**TASK BRIEF**
Find the lines containing the word "this" and copy every one of them.

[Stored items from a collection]
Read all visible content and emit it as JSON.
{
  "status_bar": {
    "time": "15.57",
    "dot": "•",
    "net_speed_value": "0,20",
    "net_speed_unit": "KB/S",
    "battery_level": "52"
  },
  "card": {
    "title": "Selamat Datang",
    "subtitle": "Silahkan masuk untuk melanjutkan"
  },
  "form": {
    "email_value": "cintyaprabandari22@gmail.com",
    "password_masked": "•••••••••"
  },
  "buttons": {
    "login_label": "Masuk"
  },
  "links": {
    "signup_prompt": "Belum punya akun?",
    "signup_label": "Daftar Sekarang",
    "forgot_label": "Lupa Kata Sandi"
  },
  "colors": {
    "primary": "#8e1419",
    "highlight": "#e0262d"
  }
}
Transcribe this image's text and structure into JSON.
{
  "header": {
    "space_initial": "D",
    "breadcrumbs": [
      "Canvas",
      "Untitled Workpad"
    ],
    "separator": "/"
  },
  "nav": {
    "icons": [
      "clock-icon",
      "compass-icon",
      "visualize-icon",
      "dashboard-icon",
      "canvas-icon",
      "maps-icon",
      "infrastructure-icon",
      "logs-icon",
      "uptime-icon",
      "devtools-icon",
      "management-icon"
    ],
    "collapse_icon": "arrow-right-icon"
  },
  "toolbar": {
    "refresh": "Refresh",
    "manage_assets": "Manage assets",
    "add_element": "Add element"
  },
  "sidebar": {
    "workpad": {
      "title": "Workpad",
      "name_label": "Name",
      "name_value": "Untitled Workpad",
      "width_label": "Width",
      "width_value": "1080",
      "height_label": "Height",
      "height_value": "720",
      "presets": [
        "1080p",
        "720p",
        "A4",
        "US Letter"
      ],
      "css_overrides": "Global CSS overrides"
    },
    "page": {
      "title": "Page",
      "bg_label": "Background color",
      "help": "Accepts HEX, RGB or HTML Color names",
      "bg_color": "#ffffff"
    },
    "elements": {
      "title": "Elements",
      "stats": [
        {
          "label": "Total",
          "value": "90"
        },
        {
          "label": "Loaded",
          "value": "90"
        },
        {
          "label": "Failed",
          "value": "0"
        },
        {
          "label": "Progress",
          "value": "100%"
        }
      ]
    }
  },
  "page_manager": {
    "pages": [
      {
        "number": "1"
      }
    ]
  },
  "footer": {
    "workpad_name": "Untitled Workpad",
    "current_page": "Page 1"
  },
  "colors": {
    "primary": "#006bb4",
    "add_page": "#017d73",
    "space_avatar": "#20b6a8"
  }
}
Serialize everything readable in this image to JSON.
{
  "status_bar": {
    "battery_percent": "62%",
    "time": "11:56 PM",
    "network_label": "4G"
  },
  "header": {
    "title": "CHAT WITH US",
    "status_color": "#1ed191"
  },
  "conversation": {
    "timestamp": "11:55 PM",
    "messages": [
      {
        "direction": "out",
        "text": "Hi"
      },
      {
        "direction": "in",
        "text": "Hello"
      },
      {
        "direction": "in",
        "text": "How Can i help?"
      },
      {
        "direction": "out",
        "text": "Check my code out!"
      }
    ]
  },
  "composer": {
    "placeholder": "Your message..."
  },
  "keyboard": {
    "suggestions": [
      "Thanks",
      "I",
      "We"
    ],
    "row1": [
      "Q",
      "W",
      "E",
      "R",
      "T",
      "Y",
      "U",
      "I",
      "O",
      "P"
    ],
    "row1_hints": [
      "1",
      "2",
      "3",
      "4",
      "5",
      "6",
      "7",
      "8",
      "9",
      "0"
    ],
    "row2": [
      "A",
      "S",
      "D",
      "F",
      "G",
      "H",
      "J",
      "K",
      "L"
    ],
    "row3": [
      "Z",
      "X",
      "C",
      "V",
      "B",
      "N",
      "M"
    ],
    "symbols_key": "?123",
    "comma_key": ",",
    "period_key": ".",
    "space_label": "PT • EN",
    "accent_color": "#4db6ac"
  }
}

**RESPONSE**
Transcribe this image's text and structure into JSON.
Serialize everything readable in this image to JSON.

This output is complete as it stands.